▶ _What you need to do_
Write out all the entries word for word and omit any pictures.

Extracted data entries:
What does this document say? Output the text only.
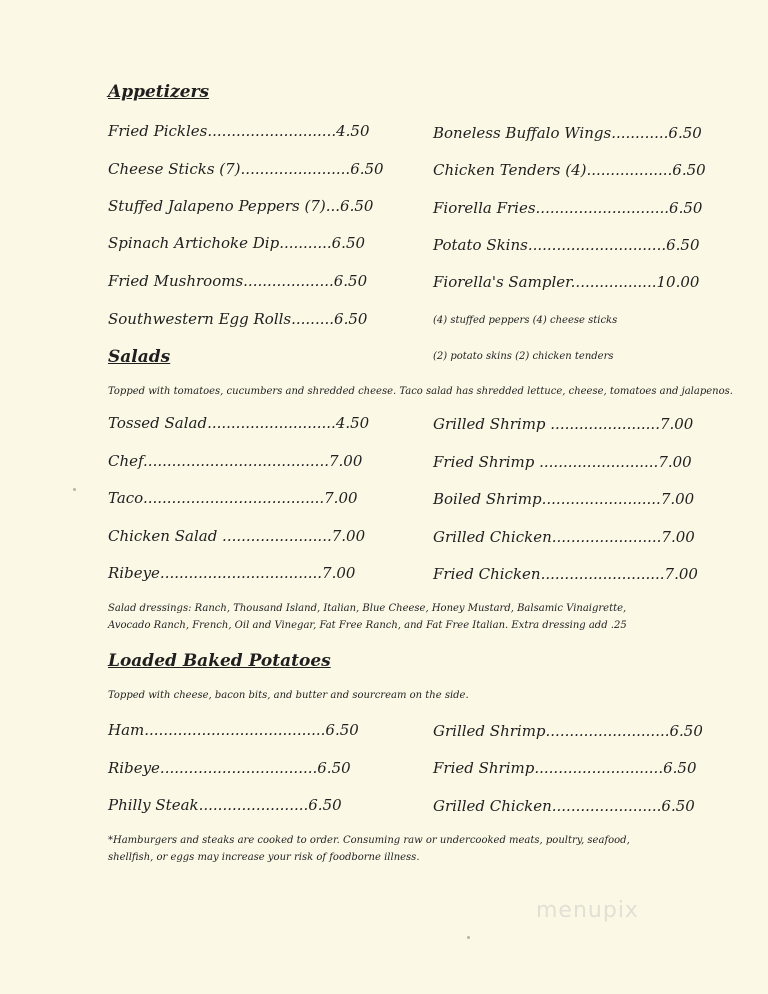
Appetizers
Fried Pickles...........................4.50
Cheese Sticks (7).......................6.50
Stuffed Jalapeno Peppers (7)...6.50
Spinach Artichoke Dip...........6.50
Fried Mushrooms...................6.50
Southwestern Egg Rolls.........6.50
Boneless Buffalo Wings............6.50
Chicken Tenders (4)..................6.50
Fiorella Fries............................6.50
Potato Skins.............................6.50
Fiorella's Sampler..................10.00
(4) stuffed peppers (4) cheese sticks
(2) potato skins (2) chicken tenders
Salads
Topped with tomatoes, cucumbers and shredded cheese. Taco salad has shredded lettuce, cheese, tomatoes and jalapenos.
Tossed Salad...........................4.50
Chef.......................................7.00
Taco......................................7.00
Chicken Salad .......................7.00
Ribeye..................................7.00
Grilled Shrimp .......................7.00
Fried Shrimp .........................7.00
Boiled Shrimp.........................7.00
Grilled Chicken.......................7.00
Fried Chicken..........................7.00
Salad dressings: Ranch, Thousand Island, Italian, Blue Cheese, Honey Mustard, Balsamic Vinaigrette, Avocado Ranch, French, Oil and Vinegar, Fat Free Ranch, and Fat Free Italian. Extra dressing add .25
Loaded Baked Potatoes
Topped with cheese, bacon bits, and butter and sourcream on the side.
Ham......................................6.50
Ribeye.................................6.50
Philly Steak.......................6.50
Grilled Shrimp..........................6.50
Fried Shrimp...........................6.50
Grilled Chicken.......................6.50
*Hamburgers and steaks are cooked to order. Consuming raw or undercooked meats, poultry, seafood, shellfish, or eggs may increase your risk of foodborne illness.
menupix
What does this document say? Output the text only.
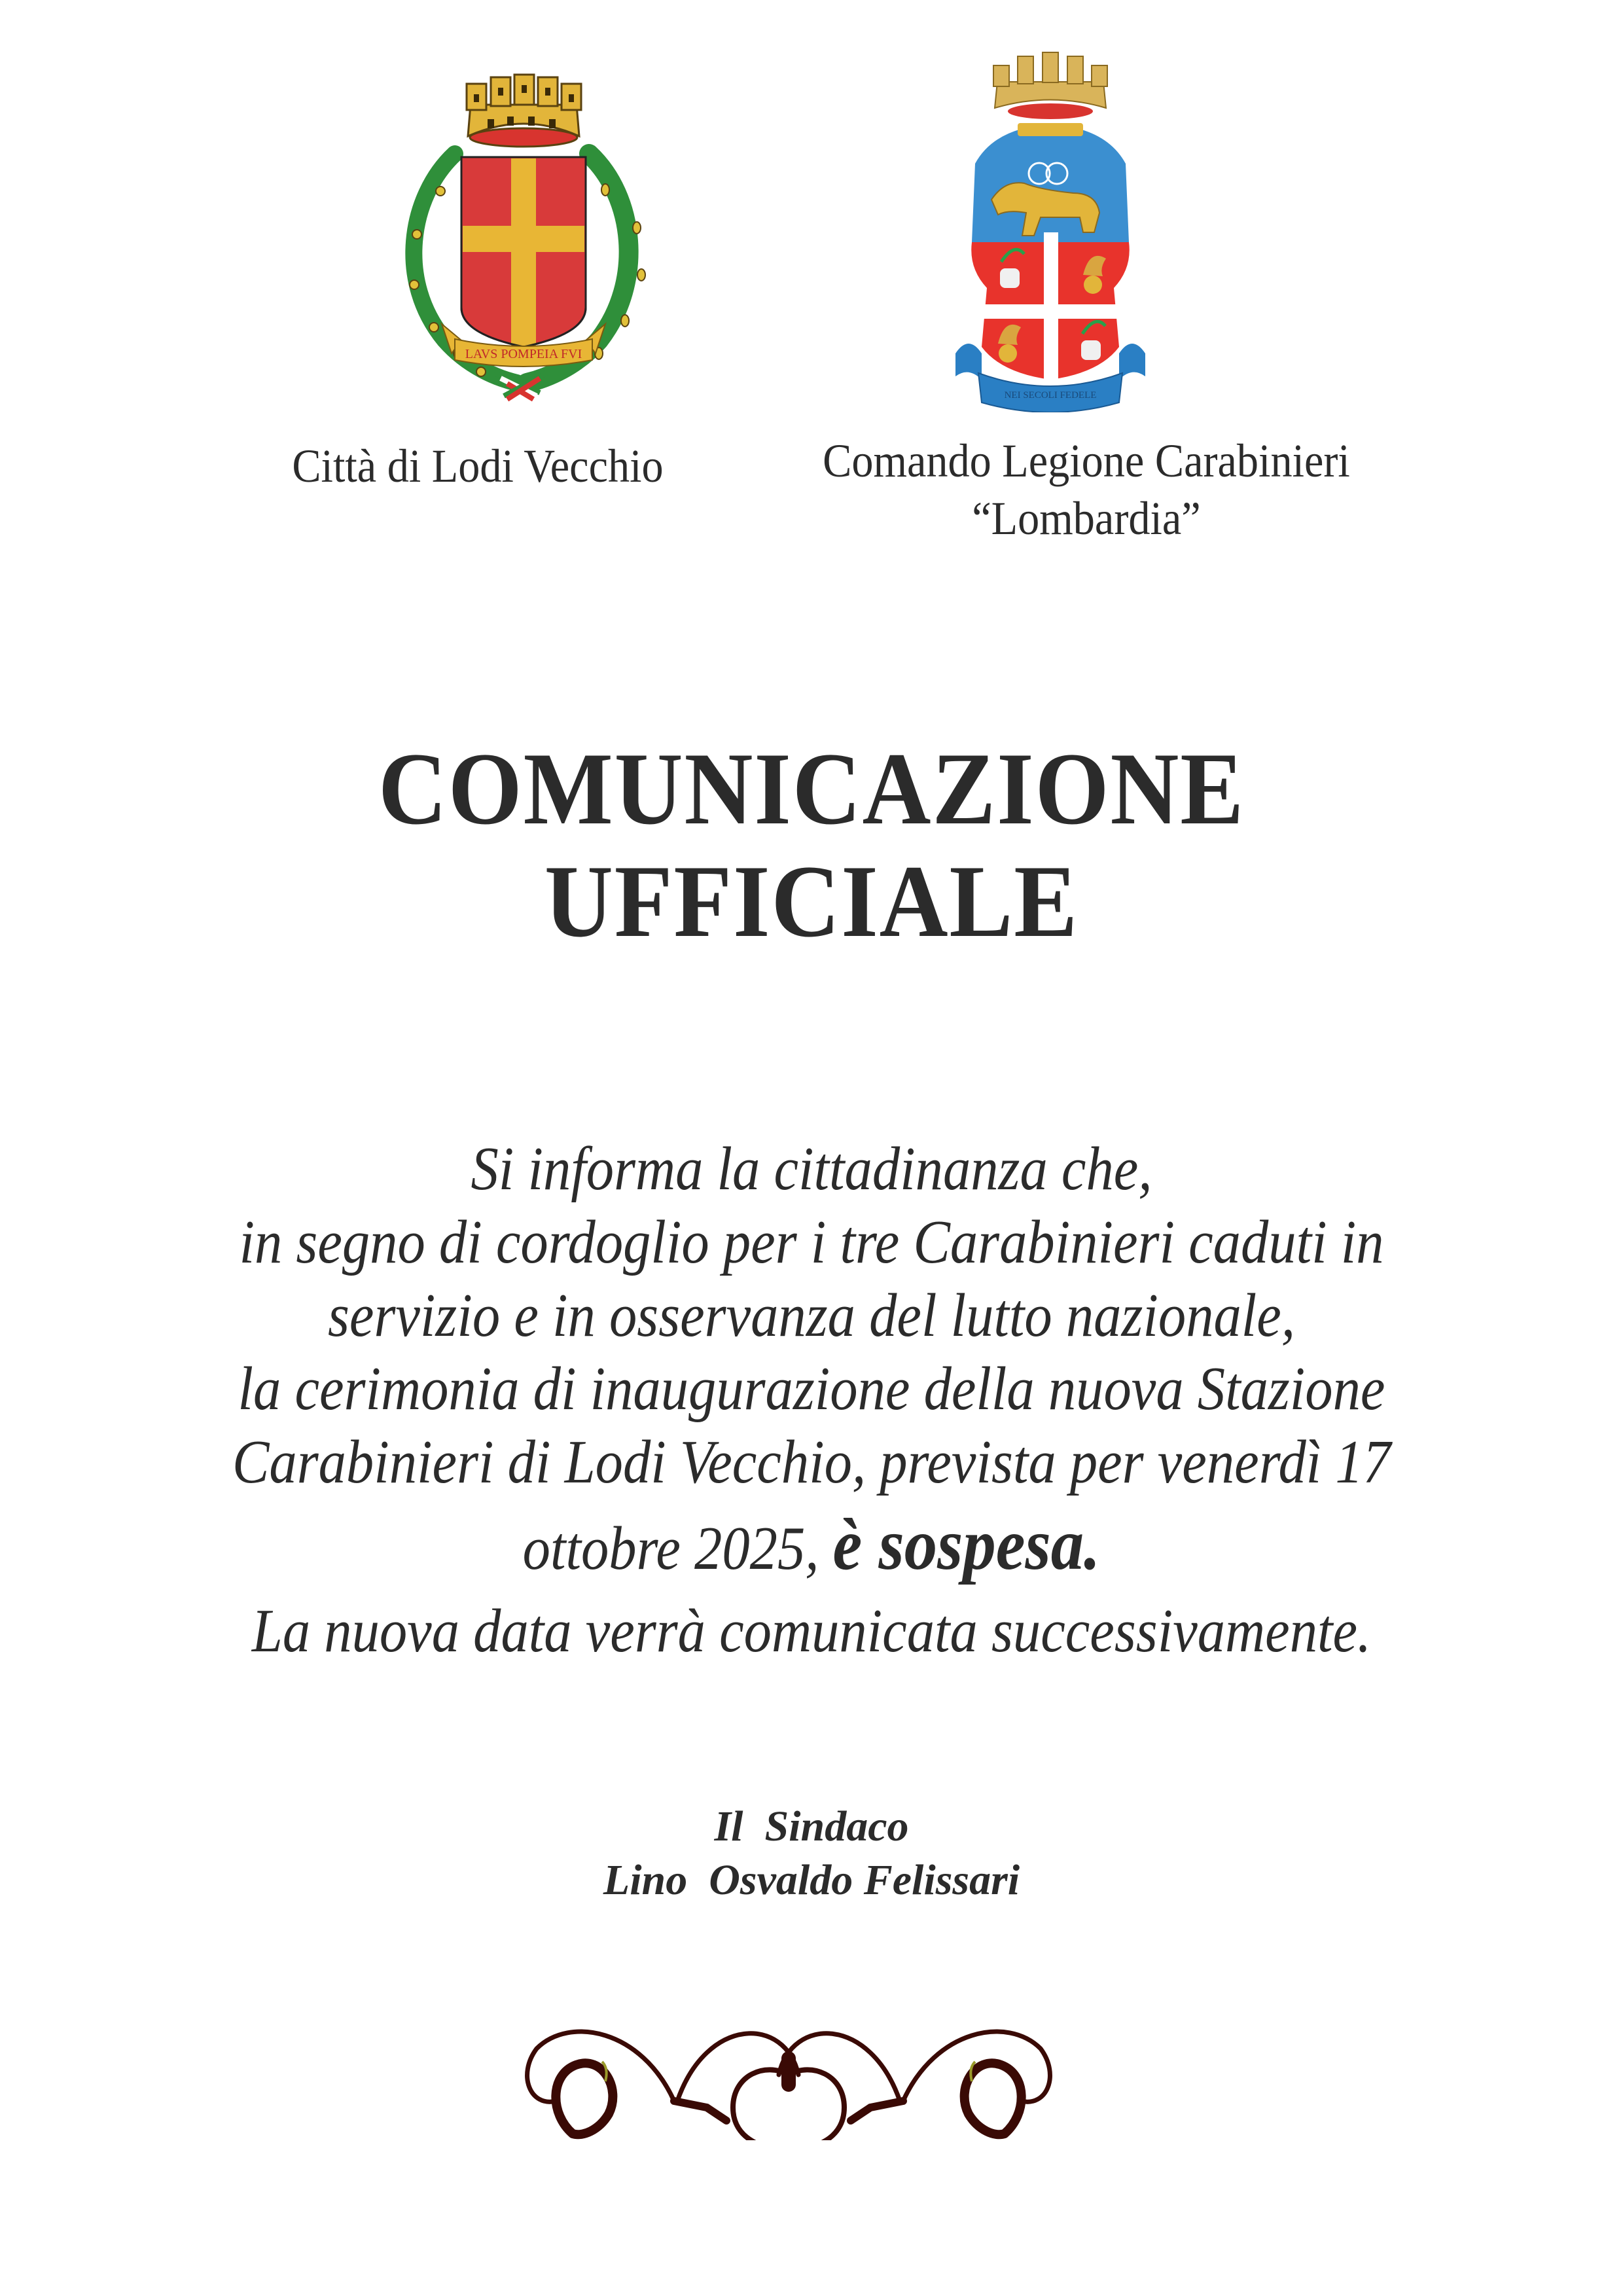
LAVS POMPEIA FVI
NEI SECOLI FEDELE
Città di Lodi Vecchio	Comando Legione Carabinieri
“Lombardia”
COMUNICAZIONE
UFFICIALE
Si informa la cittadinanza che,
in segno di cordoglio per i tre Carabinieri caduti in
servizio e in osservanza del lutto nazionale,
la cerimonia di inaugurazione della nuova Stazione
Carabinieri di Lodi Vecchio, prevista per venerdì 17
ottobre 2025, è sospesa.
La nuova data verrà comunicata successivamente.
Il  Sindaco
Lino  Osvaldo Felissari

▶ _Output of the task_
What does this document say? Output the text only.
Appetizers
Fried Pickles...........................4.50
Cheese Sticks (7).......................6.50
Stuffed Jalapeno Peppers (7)...6.50
Spinach Artichoke Dip...........6.50
Fried Mushrooms...................6.50
Southwestern Egg Rolls.........6.50
Boneless Buffalo Wings............6.50
Chicken Tenders (4)..................6.50
Fiorella Fries............................6.50
Potato Skins.............................6.50
Fiorella's Sampler..................10.00
(4) stuffed peppers (4) cheese sticks
(2) potato skins (2) chicken tenders
Salads
Topped with tomatoes, cucumbers and shredded cheese. Taco salad has shredded lettuce, cheese, tomatoes and jalapenos.
Tossed Salad...........................4.50
Chef.......................................7.00
Taco......................................7.00
Chicken Salad .......................7.00
Ribeye..................................7.00
Grilled Shrimp .......................7.00
Fried Shrimp .........................7.00
Boiled Shrimp.........................7.00
Grilled Chicken.......................7.00
Fried Chicken..........................7.00
Salad dressings: Ranch, Thousand Island, Italian, Blue Cheese, Honey Mustard, Balsamic Vinaigrette, Avocado Ranch, French, Oil and Vinegar, Fat Free Ranch, and Fat Free Italian. Extra dressing add .25
Loaded Baked Potatoes
Topped with cheese, bacon bits, and butter and sourcream on the side.
Ham......................................6.50
Ribeye.................................6.50
Philly Steak.......................6.50
Grilled Shrimp..........................6.50
Fried Shrimp...........................6.50
Grilled Chicken.......................6.50
*Hamburgers and steaks are cooked to order. Consuming raw or undercooked meats, poultry, seafood, shellfish, or eggs may increase your risk of foodborne illness.
menupix
What does this document say? Output the text only.
LAVS POMPEIA FVI
NEI SECOLI FEDELE
Città di Lodi Vecchio	Comando Legione Carabinieri
“Lombardia”
COMUNICAZIONE
UFFICIALE
Si informa la cittadinanza che,
in segno di cordoglio per i tre Carabinieri caduti in
servizio e in osservanza del lutto nazionale,
la cerimonia di inaugurazione della nuova Stazione
Carabinieri di Lodi Vecchio, prevista per venerdì 17
ottobre 2025, è sospesa.
La nuova data verrà comunicata successivamente.
Il  Sindaco
Lino  Osvaldo Felissari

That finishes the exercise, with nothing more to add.